**WORK TO DO:** Which lines hold the word "screenshot"? Copy each one.
[Start RECORD EXTRACTS]
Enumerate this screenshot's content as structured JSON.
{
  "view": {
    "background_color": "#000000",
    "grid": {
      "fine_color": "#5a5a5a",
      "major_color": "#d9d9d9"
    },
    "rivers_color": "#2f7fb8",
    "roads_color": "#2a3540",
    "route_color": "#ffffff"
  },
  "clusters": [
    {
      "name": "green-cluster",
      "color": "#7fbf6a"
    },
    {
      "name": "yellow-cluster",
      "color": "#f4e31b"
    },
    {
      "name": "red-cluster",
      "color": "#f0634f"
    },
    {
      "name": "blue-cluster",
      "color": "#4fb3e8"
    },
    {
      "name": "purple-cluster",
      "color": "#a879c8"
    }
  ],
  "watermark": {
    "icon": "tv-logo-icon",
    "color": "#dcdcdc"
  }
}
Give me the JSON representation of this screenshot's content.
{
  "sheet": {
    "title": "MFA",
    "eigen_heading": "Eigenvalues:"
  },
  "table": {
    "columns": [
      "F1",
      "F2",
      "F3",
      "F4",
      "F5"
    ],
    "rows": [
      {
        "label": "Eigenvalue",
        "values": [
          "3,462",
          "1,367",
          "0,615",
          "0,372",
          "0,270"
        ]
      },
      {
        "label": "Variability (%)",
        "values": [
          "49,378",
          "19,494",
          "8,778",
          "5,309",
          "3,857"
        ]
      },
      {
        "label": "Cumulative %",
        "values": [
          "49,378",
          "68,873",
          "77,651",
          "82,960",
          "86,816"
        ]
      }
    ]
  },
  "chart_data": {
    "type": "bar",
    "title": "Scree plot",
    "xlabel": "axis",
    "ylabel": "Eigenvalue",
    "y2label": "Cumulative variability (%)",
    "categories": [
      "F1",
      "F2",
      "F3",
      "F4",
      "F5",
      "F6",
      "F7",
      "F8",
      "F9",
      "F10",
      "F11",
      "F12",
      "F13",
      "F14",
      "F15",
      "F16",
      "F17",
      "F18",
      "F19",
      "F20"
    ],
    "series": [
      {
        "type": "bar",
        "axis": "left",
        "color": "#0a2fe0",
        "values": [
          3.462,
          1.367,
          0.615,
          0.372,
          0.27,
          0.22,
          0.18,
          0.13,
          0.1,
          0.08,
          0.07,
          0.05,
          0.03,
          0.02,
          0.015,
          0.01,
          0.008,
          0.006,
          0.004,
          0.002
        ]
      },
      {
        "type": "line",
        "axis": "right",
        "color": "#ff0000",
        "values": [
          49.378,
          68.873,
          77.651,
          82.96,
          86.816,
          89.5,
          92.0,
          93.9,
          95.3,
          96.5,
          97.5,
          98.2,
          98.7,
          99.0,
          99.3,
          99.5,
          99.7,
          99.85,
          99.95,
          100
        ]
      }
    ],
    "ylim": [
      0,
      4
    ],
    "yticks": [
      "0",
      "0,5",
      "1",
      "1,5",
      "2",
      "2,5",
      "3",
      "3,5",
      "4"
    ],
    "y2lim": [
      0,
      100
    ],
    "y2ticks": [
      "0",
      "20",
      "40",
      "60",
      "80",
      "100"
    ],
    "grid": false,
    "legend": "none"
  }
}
[End RECORD EXTRACTS]
**RESPONSE TO THIS EXERCISE:**
Enumerate this screenshot's content as structured JSON.
Give me the JSON representation of this screenshot's content.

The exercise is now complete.